Skip the pictures and extract all of the lines exactly as written.
=-=-=-=-=
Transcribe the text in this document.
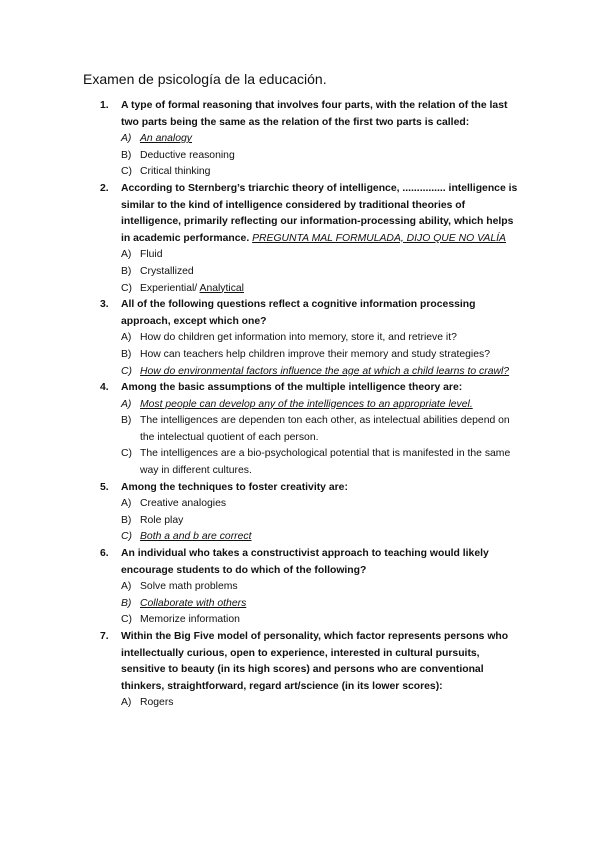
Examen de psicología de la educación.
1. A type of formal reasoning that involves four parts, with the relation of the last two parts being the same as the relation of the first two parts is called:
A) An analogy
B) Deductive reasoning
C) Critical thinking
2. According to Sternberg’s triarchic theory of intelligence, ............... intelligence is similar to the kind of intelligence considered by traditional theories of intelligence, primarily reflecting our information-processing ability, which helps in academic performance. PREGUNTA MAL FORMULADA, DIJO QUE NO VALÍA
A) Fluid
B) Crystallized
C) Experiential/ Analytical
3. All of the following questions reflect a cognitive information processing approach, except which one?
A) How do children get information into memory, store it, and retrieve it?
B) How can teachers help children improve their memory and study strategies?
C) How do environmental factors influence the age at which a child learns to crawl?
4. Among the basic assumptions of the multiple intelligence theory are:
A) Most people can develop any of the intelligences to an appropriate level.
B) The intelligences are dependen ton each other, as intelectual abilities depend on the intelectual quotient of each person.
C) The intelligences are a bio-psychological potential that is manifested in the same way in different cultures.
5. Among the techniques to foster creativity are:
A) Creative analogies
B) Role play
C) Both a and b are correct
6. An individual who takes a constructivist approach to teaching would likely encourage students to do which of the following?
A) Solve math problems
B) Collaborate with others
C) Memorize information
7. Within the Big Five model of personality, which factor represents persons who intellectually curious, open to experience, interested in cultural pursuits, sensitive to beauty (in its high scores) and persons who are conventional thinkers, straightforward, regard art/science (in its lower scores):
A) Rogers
=-=-=-=-=
== Written reply ==
Transcribe the text in this document.
Examen de psicología de la educación.
1. A type of formal reasoning that involves four parts, with the relation of the last two parts being the same as the relation of the first two parts is called:
A) An analogy
B) Deductive reasoning
C) Critical thinking
2. According to Sternberg’s triarchic theory of intelligence, ............... intelligence is similar to the kind of intelligence considered by traditional theories of intelligence, primarily reflecting our information-processing ability, which helps in academic performance. PREGUNTA MAL FORMULADA, DIJO QUE NO VALÍA
A) Fluid
B) Crystallized
C) Experiential/ Analytical
3. All of the following questions reflect a cognitive information processing approach, except which one?
A) How do children get information into memory, store it, and retrieve it?
B) How can teachers help children improve their memory and study strategies?
C) How do environmental factors influence the age at which a child learns to crawl?
4. Among the basic assumptions of the multiple intelligence theory are:
A) Most people can develop any of the intelligences to an appropriate level.
B) The intelligences are dependen ton each other, as intelectual abilities depend on the intelectual quotient of each person.
C) The intelligences are a bio-psychological potential that is manifested in the same way in different cultures.
5. Among the techniques to foster creativity are:
A) Creative analogies
B) Role play
C) Both a and b are correct
6. An individual who takes a constructivist approach to teaching would likely encourage students to do which of the following?
A) Solve math problems
B) Collaborate with others
C) Memorize information
7. Within the Big Five model of personality, which factor represents persons who intellectually curious, open to experience, interested in cultural pursuits, sensitive to beauty (in its high scores) and persons who are conventional thinkers, straightforward, regard art/science (in its lower scores):
A) Rogers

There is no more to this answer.